══ Data for this exercise
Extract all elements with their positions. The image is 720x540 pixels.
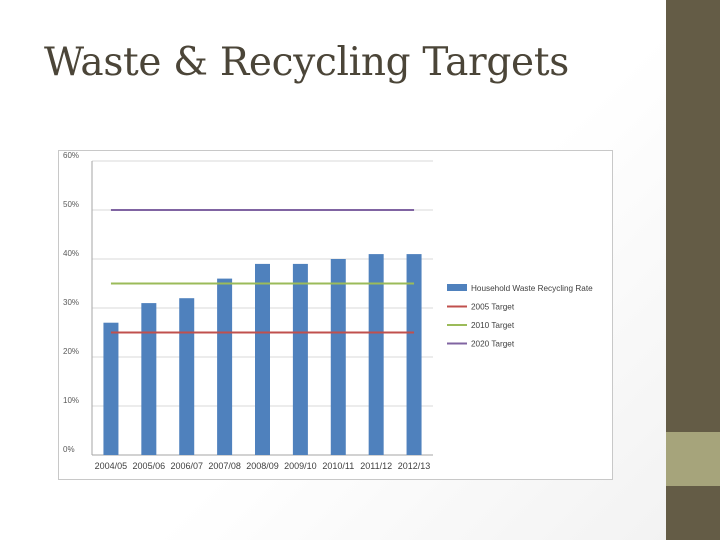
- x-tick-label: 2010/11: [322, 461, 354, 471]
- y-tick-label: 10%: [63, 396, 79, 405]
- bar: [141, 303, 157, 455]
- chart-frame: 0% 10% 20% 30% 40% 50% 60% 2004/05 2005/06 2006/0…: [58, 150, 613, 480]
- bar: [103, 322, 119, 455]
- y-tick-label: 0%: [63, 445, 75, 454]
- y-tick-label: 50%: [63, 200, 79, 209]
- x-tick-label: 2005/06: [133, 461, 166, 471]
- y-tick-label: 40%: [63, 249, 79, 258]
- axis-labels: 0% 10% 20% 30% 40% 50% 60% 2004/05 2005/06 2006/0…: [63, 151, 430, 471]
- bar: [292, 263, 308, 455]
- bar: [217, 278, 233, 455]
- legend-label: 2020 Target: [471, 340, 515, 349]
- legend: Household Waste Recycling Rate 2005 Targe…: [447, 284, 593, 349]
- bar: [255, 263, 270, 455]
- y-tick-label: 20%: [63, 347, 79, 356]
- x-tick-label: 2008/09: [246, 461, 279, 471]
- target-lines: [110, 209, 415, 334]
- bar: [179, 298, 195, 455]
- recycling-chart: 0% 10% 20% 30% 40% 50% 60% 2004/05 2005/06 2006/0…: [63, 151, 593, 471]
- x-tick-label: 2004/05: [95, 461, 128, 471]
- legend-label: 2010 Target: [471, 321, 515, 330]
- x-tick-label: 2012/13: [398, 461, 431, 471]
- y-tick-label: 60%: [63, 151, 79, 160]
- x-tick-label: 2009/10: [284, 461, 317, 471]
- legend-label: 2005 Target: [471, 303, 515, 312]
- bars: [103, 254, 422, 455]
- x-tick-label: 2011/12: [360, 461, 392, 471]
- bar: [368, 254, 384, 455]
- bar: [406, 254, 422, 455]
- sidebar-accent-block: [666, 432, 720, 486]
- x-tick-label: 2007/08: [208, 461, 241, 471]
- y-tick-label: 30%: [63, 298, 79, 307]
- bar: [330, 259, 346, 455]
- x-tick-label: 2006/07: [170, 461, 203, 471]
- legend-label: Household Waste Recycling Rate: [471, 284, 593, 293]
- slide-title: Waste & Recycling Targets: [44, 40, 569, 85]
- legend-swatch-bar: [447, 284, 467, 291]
════
══ Data for this exercise
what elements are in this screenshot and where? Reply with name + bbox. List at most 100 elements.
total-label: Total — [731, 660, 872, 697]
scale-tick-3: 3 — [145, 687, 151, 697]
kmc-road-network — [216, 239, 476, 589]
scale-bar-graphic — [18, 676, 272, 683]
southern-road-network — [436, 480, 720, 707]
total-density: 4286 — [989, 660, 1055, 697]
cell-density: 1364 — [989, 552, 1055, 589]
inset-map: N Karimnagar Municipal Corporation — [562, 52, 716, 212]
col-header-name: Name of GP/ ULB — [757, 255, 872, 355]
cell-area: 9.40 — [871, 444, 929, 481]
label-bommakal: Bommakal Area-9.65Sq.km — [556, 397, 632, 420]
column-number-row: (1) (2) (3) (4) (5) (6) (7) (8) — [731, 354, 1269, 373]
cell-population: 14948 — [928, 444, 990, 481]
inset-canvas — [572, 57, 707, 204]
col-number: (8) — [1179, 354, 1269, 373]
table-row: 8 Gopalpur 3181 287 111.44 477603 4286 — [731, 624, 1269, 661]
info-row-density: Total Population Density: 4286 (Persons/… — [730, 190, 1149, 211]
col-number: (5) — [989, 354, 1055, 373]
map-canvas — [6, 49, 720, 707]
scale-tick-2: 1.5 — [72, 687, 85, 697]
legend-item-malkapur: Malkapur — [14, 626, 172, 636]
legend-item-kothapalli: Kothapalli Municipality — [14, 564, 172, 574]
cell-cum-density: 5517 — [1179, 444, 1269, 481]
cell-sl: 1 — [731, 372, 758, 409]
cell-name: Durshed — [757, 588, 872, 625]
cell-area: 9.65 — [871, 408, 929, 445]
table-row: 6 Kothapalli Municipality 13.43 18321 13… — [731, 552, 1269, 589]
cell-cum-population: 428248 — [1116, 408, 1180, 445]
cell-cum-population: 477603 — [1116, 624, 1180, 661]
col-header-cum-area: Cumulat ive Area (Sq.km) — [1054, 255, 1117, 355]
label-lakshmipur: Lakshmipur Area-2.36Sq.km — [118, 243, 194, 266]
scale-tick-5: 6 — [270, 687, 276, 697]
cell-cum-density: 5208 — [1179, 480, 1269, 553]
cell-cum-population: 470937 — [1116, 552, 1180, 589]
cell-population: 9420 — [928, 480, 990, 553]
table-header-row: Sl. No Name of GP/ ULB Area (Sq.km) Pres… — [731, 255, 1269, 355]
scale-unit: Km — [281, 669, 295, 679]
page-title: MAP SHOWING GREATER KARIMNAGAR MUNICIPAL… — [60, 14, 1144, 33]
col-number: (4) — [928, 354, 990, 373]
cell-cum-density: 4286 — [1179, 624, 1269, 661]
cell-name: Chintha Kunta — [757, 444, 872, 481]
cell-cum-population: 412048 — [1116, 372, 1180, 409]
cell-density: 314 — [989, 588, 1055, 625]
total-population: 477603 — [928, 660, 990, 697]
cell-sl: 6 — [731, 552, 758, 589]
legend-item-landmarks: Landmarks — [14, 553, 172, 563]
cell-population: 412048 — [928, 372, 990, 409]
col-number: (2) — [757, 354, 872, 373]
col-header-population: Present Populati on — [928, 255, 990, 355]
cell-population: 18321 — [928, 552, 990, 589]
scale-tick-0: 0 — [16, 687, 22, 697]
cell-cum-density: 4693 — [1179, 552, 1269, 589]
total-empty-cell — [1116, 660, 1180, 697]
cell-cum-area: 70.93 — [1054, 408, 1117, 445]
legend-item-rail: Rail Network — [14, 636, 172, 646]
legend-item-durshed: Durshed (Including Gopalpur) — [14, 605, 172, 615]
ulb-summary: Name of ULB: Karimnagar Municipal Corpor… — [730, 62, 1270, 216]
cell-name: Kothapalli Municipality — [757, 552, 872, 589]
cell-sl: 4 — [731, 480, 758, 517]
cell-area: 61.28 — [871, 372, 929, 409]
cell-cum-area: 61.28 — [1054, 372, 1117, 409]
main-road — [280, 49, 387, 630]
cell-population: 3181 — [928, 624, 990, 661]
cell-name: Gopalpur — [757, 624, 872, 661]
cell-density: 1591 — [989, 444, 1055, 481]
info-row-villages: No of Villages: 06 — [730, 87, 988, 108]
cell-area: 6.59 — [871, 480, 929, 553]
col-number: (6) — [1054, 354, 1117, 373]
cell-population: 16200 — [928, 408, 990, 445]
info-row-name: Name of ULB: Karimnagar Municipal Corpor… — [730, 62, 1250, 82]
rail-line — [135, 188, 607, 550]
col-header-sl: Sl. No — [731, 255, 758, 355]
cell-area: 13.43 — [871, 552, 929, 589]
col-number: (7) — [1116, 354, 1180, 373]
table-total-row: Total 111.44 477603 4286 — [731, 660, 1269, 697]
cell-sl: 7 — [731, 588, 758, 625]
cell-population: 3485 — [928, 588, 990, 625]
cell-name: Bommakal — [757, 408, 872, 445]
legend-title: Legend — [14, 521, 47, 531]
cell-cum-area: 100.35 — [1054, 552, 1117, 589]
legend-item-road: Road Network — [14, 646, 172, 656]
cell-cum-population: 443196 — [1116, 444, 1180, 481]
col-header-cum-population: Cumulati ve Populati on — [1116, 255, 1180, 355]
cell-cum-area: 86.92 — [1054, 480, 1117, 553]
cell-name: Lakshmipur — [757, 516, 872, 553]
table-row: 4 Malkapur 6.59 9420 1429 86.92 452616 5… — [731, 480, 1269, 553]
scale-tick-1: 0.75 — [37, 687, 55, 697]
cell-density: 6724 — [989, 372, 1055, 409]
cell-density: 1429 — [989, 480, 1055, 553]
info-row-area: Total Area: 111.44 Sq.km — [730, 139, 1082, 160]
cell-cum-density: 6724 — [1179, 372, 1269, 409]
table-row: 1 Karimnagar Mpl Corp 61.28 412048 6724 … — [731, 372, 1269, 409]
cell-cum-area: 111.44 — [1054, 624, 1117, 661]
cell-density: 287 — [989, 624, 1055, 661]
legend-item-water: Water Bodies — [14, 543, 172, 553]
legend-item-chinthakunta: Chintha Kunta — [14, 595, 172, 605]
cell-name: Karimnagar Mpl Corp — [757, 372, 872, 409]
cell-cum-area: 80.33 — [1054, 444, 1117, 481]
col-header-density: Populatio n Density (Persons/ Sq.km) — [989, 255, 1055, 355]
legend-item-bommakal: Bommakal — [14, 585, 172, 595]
════
→ Requirements:
Copy out the lines between the one holding "- x-tick-label: 2010/11: [322, 461, 354, 471]" and the one holding "- y-tick-label: 0%: [63, 445, 75, 454]", inclusive, with no changes.

→ Expected output:
- x-tick-label: 2010/11: [322, 461, 354, 471]
- y-tick-label: 10%: [63, 396, 79, 405]
- bar: [141, 303, 157, 455]
- chart-frame: 0% 10% 20% 30% 40% 50% 60% 2004/05 2005/06 2006/0…: [58, 150, 613, 480]
- bar: [103, 322, 119, 455]
- y-tick-label: 0%: [63, 445, 75, 454]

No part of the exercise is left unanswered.